● **WHAT IS NEEDED**
Go through the entries below and write each one out exactly.

───── DATA TO PROCESS

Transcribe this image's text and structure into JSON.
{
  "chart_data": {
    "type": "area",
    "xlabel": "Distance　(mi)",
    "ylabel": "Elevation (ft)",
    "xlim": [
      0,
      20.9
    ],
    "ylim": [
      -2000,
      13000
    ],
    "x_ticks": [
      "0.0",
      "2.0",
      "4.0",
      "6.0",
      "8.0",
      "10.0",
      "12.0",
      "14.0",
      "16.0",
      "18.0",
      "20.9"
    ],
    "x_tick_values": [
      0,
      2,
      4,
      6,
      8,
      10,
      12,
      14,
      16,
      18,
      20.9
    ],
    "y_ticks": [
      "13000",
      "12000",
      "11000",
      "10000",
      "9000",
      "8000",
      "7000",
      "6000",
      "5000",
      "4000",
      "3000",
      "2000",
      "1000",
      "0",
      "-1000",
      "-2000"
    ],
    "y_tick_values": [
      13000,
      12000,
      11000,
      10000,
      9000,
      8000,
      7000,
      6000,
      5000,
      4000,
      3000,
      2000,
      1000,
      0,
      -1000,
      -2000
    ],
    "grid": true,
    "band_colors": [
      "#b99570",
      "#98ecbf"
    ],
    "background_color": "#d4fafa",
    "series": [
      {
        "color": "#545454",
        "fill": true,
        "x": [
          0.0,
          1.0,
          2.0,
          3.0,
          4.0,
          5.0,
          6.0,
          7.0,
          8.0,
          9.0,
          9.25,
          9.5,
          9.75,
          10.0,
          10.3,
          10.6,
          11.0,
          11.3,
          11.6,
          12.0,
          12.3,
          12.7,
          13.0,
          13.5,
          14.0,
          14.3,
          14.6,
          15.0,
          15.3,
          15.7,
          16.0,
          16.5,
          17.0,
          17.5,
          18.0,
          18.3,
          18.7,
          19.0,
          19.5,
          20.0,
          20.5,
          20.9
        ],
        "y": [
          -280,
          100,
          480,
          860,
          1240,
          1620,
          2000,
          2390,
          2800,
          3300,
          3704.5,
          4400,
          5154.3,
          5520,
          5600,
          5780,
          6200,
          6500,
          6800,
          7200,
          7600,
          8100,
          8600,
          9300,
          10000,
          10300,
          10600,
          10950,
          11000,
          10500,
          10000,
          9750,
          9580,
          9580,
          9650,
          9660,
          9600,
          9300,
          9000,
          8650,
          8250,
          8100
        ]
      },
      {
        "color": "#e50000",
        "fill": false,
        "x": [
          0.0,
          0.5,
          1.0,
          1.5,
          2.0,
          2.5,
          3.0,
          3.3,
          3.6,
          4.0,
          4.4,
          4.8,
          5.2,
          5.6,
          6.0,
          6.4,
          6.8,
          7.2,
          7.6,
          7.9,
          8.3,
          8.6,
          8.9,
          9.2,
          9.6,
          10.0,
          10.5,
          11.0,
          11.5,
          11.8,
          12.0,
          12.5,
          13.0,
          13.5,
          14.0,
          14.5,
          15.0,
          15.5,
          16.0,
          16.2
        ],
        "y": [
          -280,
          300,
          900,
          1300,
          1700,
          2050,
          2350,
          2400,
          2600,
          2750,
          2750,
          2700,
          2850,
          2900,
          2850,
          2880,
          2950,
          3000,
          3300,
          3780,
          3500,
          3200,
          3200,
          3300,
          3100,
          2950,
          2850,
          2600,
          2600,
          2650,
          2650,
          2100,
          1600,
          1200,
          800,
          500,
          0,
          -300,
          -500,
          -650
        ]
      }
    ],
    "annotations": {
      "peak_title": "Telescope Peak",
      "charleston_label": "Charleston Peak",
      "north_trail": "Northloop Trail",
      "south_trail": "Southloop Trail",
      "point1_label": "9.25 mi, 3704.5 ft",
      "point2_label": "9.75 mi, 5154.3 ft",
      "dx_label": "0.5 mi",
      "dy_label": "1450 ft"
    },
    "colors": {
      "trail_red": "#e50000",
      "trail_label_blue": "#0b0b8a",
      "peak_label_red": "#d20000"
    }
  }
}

──────────

● **SOLUTION**
Transcribe this image's text and structure into JSON.
{
  "chart_data": {
    "type": "area",
    "xlabel": "Distance　(mi)",
    "ylabel": "Elevation (ft)",
    "xlim": [
      0,
      20.9
    ],
    "ylim": [
      -2000,
      13000
    ],
    "x_ticks": [
      "0.0",
      "2.0",
      "4.0",
      "6.0",
      "8.0",
      "10.0",
      "12.0",
      "14.0",
      "16.0",
      "18.0",
      "20.9"
    ],
    "x_tick_values": [
      0,
      2,
      4,
      6,
      8,
      10,
      12,
      14,
      16,
      18,
      20.9
    ],
    "y_ticks": [
      "13000",
      "12000",
      "11000",
      "10000",
      "9000",
      "8000",
      "7000",
      "6000",
      "5000",
      "4000",
      "3000",
      "2000",
      "1000",
      "0",
      "-1000",
      "-2000"
    ],
    "y_tick_values": [
      13000,
      12000,
      11000,
      10000,
      9000,
      8000,
      7000,
      6000,
      5000,
      4000,
      3000,
      2000,
      1000,
      0,
      -1000,
      -2000
    ],
    "grid": true,
    "band_colors": [
      "#b99570",
      "#98ecbf"
    ],
    "background_color": "#d4fafa",
    "series": [
      {
        "color": "#545454",
        "fill": true,
        "x": [
          0.0,
          1.0,
          2.0,
          3.0,
          4.0,
          5.0,
          6.0,
          7.0,
          8.0,
          9.0,
          9.25,
          9.5,
          9.75,
          10.0,
          10.3,
          10.6,
          11.0,
          11.3,
          11.6,
          12.0,
          12.3,
          12.7,
          13.0,
          13.5,
          14.0,
          14.3,
          14.6,
          15.0,
          15.3,
          15.7,
          16.0,
          16.5,
          17.0,
          17.5,
          18.0,
          18.3,
          18.7,
          19.0,
          19.5,
          20.0,
          20.5,
          20.9
        ],
        "y": [
          -280,
          100,
          480,
          860,
          1240,
          1620,
          2000,
          2390,
          2800,
          3300,
          3704.5,
          4400,
          5154.3,
          5520,
          5600,
          5780,
          6200,
          6500,
          6800,
          7200,
          7600,
          8100,
          8600,
          9300,
          10000,
          10300,
          10600,
          10950,
          11000,
          10500,
          10000,
          9750,
          9580,
          9580,
          9650,
          9660,
          9600,
          9300,
          9000,
          8650,
          8250,
          8100
        ]
      },
      {
        "color": "#e50000",
        "fill": false,
        "x": [
          0.0,
          0.5,
          1.0,
          1.5,
          2.0,
          2.5,
          3.0,
          3.3,
          3.6,
          4.0,
          4.4,
          4.8,
          5.2,
          5.6,
          6.0,
          6.4,
          6.8,
          7.2,
          7.6,
          7.9,
          8.3,
          8.6,
          8.9,
          9.2,
          9.6,
          10.0,
          10.5,
          11.0,
          11.5,
          11.8,
          12.0,
          12.5,
          13.0,
          13.5,
          14.0,
          14.5,
          15.0,
          15.5,
          16.0,
          16.2
        ],
        "y": [
          -280,
          300,
          900,
          1300,
          1700,
          2050,
          2350,
          2400,
          2600,
          2750,
          2750,
          2700,
          2850,
          2900,
          2850,
          2880,
          2950,
          3000,
          3300,
          3780,
          3500,
          3200,
          3200,
          3300,
          3100,
          2950,
          2850,
          2600,
          2600,
          2650,
          2650,
          2100,
          1600,
          1200,
          800,
          500,
          0,
          -300,
          -500,
          -650
        ]
      }
    ],
    "annotations": {
      "peak_title": "Telescope Peak",
      "charleston_label": "Charleston Peak",
      "north_trail": "Northloop Trail",
      "south_trail": "Southloop Trail",
      "point1_label": "9.25 mi, 3704.5 ft",
      "point2_label": "9.75 mi, 5154.3 ft",
      "dx_label": "0.5 mi",
      "dy_label": "1450 ft"
    },
    "colors": {
      "trail_red": "#e50000",
      "trail_label_blue": "#0b0b8a",
      "peak_label_red": "#d20000"
    }
  }
}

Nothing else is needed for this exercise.